Records from a data collection
---+---
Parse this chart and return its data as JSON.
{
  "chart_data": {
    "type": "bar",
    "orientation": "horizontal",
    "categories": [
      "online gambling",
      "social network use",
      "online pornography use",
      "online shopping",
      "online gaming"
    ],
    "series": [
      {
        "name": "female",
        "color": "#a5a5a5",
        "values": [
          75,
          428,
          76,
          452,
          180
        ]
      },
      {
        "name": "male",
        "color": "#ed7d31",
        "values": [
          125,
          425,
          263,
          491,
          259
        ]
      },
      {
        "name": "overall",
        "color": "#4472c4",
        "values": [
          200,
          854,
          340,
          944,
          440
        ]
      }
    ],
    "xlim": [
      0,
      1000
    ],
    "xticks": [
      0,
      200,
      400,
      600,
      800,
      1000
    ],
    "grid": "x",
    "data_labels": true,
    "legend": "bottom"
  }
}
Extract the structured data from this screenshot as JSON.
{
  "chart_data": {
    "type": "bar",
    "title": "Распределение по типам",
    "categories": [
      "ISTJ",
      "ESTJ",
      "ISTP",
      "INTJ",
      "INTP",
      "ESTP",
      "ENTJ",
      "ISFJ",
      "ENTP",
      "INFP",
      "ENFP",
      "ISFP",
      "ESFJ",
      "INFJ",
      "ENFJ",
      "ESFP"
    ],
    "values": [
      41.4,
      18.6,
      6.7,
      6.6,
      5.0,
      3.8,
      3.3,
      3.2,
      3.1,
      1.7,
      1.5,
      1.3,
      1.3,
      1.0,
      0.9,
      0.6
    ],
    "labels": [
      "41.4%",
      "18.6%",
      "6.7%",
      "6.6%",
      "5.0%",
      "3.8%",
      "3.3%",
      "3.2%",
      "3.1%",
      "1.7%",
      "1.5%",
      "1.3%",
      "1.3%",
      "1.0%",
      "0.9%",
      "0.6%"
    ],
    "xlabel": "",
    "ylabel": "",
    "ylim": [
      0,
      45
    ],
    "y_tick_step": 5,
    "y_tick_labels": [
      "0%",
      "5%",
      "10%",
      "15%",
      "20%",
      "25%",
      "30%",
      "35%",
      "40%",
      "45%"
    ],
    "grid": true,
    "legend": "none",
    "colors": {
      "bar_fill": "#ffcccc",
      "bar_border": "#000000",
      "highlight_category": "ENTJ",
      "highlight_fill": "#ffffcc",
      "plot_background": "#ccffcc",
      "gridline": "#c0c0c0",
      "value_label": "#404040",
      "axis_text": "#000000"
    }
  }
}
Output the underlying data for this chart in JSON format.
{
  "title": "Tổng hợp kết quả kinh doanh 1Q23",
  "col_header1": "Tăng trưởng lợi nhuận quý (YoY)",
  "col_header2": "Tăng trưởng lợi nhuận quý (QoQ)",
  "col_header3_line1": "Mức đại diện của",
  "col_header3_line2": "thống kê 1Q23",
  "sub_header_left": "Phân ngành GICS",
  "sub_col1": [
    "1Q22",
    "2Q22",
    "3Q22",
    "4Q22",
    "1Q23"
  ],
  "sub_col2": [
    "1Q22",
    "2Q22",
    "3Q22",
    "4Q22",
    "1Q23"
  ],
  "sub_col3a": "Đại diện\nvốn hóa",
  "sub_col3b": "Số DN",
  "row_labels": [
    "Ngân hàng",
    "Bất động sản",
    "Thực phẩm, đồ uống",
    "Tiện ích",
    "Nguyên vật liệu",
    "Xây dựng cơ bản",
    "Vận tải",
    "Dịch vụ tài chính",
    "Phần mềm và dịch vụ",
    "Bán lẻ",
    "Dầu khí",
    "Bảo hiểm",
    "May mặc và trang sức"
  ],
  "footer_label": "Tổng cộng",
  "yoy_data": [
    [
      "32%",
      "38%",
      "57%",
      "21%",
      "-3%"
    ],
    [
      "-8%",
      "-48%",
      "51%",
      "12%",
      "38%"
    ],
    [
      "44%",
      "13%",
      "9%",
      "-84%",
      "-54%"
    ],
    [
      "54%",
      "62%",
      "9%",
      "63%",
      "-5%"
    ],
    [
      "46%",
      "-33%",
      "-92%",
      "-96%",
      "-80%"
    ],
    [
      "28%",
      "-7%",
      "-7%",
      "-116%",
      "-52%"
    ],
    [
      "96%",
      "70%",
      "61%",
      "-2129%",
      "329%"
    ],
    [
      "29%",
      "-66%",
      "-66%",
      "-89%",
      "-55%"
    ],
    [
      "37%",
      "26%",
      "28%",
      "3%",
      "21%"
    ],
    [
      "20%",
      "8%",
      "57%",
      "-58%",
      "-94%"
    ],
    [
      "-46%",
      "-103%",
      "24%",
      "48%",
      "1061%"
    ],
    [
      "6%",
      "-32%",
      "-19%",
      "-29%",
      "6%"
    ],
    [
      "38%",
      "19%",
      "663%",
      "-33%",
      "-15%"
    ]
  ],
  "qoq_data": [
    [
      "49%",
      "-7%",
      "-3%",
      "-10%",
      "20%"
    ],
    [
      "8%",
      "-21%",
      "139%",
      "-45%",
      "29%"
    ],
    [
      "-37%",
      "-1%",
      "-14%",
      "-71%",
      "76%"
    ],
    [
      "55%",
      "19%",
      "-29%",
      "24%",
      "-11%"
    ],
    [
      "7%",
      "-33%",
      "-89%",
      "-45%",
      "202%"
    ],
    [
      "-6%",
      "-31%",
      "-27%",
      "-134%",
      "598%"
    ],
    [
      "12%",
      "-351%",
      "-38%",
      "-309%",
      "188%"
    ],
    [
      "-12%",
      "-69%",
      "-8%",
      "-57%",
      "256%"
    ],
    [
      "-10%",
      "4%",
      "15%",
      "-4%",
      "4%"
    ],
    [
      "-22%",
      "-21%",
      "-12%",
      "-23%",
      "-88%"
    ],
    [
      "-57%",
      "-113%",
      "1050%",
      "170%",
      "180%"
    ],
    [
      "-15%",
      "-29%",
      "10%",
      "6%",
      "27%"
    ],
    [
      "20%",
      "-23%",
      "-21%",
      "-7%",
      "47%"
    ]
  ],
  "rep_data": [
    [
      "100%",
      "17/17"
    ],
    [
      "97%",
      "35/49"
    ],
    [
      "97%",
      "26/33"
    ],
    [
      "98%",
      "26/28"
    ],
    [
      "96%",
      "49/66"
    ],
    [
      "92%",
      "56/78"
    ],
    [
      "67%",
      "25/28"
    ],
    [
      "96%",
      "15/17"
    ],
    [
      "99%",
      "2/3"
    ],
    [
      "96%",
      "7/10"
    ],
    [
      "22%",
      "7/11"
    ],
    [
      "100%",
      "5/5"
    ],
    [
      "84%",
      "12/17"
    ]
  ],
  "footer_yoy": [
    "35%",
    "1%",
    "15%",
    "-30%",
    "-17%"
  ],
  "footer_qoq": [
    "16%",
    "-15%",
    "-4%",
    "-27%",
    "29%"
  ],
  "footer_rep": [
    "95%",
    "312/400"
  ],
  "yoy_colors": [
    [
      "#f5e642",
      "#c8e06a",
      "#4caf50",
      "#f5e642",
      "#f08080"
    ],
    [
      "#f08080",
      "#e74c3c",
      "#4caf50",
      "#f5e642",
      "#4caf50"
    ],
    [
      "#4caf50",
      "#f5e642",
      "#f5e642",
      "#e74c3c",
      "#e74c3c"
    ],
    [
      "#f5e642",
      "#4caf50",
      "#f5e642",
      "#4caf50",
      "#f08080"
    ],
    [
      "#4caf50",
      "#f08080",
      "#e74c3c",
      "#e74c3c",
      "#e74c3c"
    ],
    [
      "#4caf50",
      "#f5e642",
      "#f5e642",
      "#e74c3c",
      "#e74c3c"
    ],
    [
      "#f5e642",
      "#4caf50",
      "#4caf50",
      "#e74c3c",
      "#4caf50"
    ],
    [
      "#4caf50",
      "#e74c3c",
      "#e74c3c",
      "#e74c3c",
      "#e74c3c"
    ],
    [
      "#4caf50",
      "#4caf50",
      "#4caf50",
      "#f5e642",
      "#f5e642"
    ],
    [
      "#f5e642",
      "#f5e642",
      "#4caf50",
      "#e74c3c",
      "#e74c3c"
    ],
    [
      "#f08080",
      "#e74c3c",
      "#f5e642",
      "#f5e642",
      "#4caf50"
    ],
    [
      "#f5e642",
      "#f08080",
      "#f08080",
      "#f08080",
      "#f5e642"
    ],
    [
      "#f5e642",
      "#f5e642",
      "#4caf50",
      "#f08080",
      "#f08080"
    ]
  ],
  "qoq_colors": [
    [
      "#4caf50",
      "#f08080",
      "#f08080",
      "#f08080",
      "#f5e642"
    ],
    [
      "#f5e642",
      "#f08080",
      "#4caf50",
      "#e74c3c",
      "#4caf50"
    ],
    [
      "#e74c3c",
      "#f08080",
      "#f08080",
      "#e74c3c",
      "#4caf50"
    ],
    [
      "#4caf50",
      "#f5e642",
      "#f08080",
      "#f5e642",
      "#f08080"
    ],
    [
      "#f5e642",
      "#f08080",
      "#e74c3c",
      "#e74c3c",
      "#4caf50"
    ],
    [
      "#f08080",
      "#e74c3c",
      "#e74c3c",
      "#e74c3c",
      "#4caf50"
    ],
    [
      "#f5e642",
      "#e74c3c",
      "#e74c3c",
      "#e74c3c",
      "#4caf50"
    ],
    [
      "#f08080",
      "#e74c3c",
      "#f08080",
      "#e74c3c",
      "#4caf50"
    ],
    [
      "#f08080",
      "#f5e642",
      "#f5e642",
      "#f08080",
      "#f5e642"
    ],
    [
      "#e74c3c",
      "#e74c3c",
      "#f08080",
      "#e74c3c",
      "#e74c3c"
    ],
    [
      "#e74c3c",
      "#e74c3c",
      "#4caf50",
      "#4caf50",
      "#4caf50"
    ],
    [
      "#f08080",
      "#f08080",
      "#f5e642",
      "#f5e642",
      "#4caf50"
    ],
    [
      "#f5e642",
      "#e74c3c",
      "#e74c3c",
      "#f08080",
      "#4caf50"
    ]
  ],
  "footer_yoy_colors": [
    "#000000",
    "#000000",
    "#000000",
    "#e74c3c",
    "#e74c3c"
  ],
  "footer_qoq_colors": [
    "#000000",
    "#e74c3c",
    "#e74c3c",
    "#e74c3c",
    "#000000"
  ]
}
---+---
Your task ▸ Where a line holds "Tăng", copy it out.

Complete answer ▸
  "col_header1": "Tăng trưởng lợi nhuận quý (YoY)",
  "col_header2": "Tăng trưởng lợi nhuận quý (QoQ)",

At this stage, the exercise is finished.